→ **GIVEN TASK**:
Without the pictures, print each of the records below exactly as it appears.

━━ DATASET ROWS ━━

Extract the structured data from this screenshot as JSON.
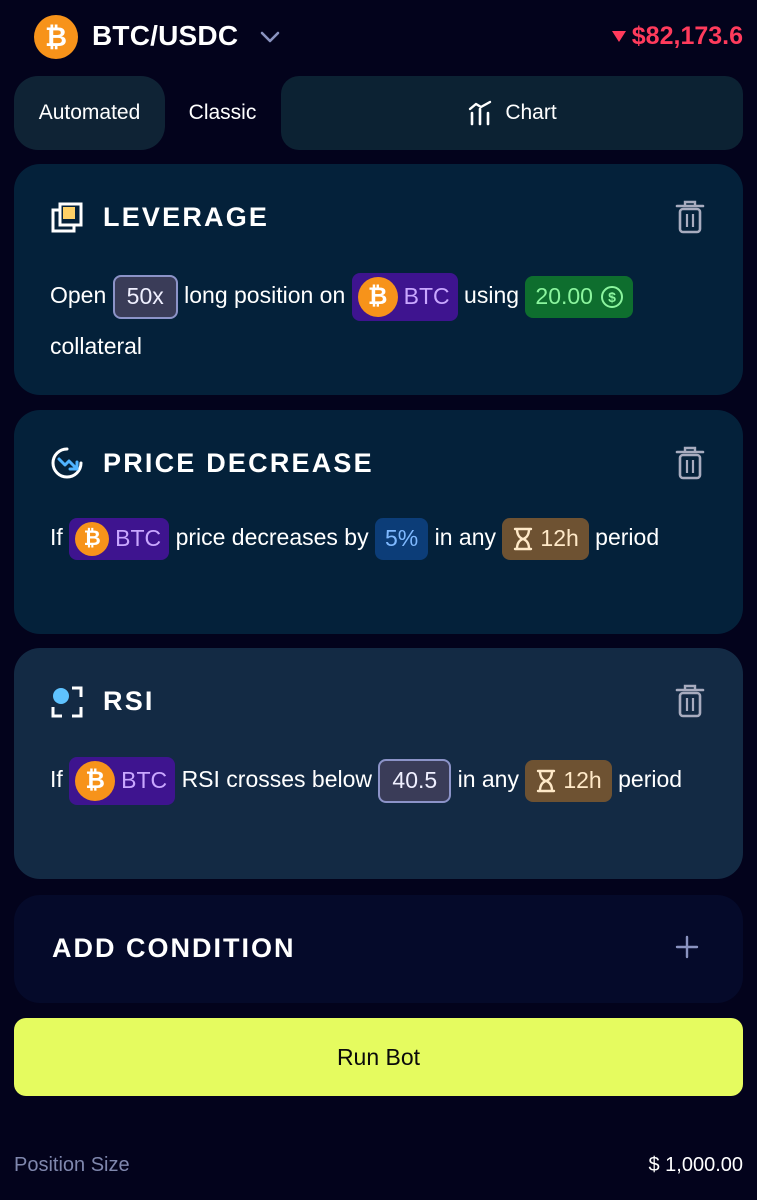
{
  "header": {
    "pair": "BTC/USDC",
    "pair_icon": "bitcoin-icon",
    "price": "$82,173.6",
    "price_direction": "down",
    "price_color": "#ff3b5c"
  },
  "tabs": {
    "automated": "Automated",
    "classic": "Classic",
    "chart": "Chart"
  },
  "cards": {
    "leverage": {
      "title": "LEVERAGE",
      "open": "Open",
      "leverage_value": "50x",
      "long_position_on": "long position on",
      "coin": "BTC",
      "using": "using",
      "collateral_value": "20.00",
      "collateral": "collateral"
    },
    "price_decrease": {
      "title": "PRICE DECREASE",
      "if": "If",
      "coin": "BTC",
      "price_decreases_by": "price decreases by",
      "percent": "5%",
      "in_any": "in any",
      "period_value": "12h",
      "period": "period"
    },
    "rsi": {
      "title": "RSI",
      "if": "If",
      "coin": "BTC",
      "rsi_crosses_below": "RSI crosses below",
      "threshold": "40.5",
      "in_any": "in any",
      "period_value": "12h",
      "period": "period"
    }
  },
  "add_condition": {
    "label": "ADD CONDITION"
  },
  "run_button": "Run Bot",
  "position_size": {
    "label": "Position Size",
    "value": "$ 1,000.00"
  },
  "colors": {
    "background": "#03031c",
    "accent_button": "#e5fb5f",
    "btc": "#f7931a",
    "price_down": "#ff3b5c"
  }
}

━━━

→ **ANSWER TO THIS PROBLEM**:
Extract the structured data from this screenshot as JSON.
{
  "header": {
    "pair": "BTC/USDC",
    "pair_icon": "bitcoin-icon",
    "price": "$82,173.6",
    "price_direction": "down",
    "price_color": "#ff3b5c"
  },
  "tabs": {
    "automated": "Automated",
    "classic": "Classic",
    "chart": "Chart"
  },
  "cards": {
    "leverage": {
      "title": "LEVERAGE",
      "open": "Open",
      "leverage_value": "50x",
      "long_position_on": "long position on",
      "coin": "BTC",
      "using": "using",
      "collateral_value": "20.00",
      "collateral": "collateral"
    },
    "price_decrease": {
      "title": "PRICE DECREASE",
      "if": "If",
      "coin": "BTC",
      "price_decreases_by": "price decreases by",
      "percent": "5%",
      "in_any": "in any",
      "period_value": "12h",
      "period": "period"
    },
    "rsi": {
      "title": "RSI",
      "if": "If",
      "coin": "BTC",
      "rsi_crosses_below": "RSI crosses below",
      "threshold": "40.5",
      "in_any": "in any",
      "period_value": "12h",
      "period": "period"
    }
  },
  "add_condition": {
    "label": "ADD CONDITION"
  },
  "run_button": "Run Bot",
  "position_size": {
    "label": "Position Size",
    "value": "$ 1,000.00"
  },
  "colors": {
    "background": "#03031c",
    "accent_button": "#e5fb5f",
    "btc": "#f7931a",
    "price_down": "#ff3b5c"
  }
}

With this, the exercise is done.